## [WHAT IS ASKED]
Using the listing below, please gather every line containing the word "type".

## [DATASET ROWS]
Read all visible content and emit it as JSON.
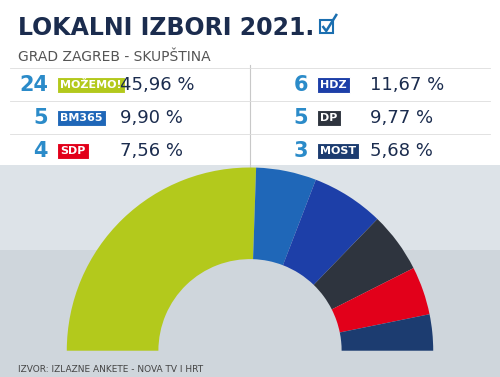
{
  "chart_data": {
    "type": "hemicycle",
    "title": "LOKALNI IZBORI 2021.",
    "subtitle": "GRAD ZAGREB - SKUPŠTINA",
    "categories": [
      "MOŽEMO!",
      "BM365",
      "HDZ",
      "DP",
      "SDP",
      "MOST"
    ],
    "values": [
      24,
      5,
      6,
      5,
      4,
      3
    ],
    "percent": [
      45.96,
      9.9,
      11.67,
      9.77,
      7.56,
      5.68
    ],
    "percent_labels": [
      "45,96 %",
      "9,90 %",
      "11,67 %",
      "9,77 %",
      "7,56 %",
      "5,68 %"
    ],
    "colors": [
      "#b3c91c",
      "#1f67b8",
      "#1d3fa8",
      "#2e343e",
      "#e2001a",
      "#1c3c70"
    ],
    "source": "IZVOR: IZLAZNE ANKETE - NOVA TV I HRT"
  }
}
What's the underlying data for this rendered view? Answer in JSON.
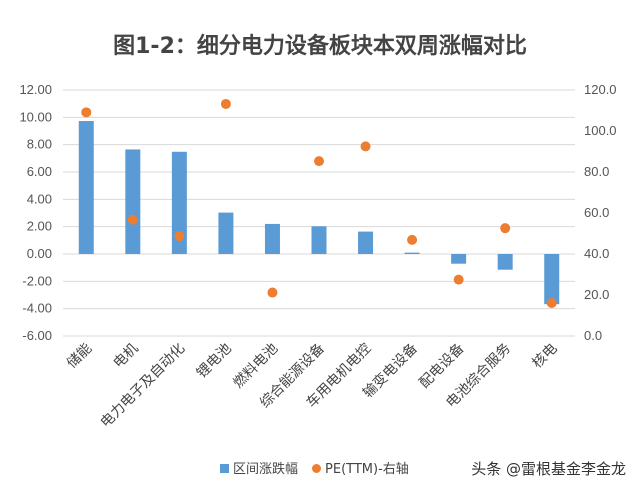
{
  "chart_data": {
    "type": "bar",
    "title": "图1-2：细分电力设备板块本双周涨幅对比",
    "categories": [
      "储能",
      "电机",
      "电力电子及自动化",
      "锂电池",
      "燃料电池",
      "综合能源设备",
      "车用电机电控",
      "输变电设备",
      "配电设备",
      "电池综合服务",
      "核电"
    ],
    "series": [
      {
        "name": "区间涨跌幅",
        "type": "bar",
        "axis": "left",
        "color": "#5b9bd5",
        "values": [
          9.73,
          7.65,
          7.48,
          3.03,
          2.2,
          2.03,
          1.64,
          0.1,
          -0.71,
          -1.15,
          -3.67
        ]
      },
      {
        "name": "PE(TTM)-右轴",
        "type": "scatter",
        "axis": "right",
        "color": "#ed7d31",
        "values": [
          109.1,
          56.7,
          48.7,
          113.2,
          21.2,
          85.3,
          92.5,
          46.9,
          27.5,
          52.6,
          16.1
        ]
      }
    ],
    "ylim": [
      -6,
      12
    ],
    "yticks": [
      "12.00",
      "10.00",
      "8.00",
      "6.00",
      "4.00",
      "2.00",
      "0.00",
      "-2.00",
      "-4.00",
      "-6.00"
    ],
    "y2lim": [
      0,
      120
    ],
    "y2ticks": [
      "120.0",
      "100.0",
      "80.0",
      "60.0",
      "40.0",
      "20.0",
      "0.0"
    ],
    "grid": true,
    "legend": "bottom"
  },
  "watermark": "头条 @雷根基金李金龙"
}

## [SOLUTION TO THIS PROBLEM]
    "type": "hemicycle",
    "type": "bar",
        "type": "bar",
        "type": "scatter",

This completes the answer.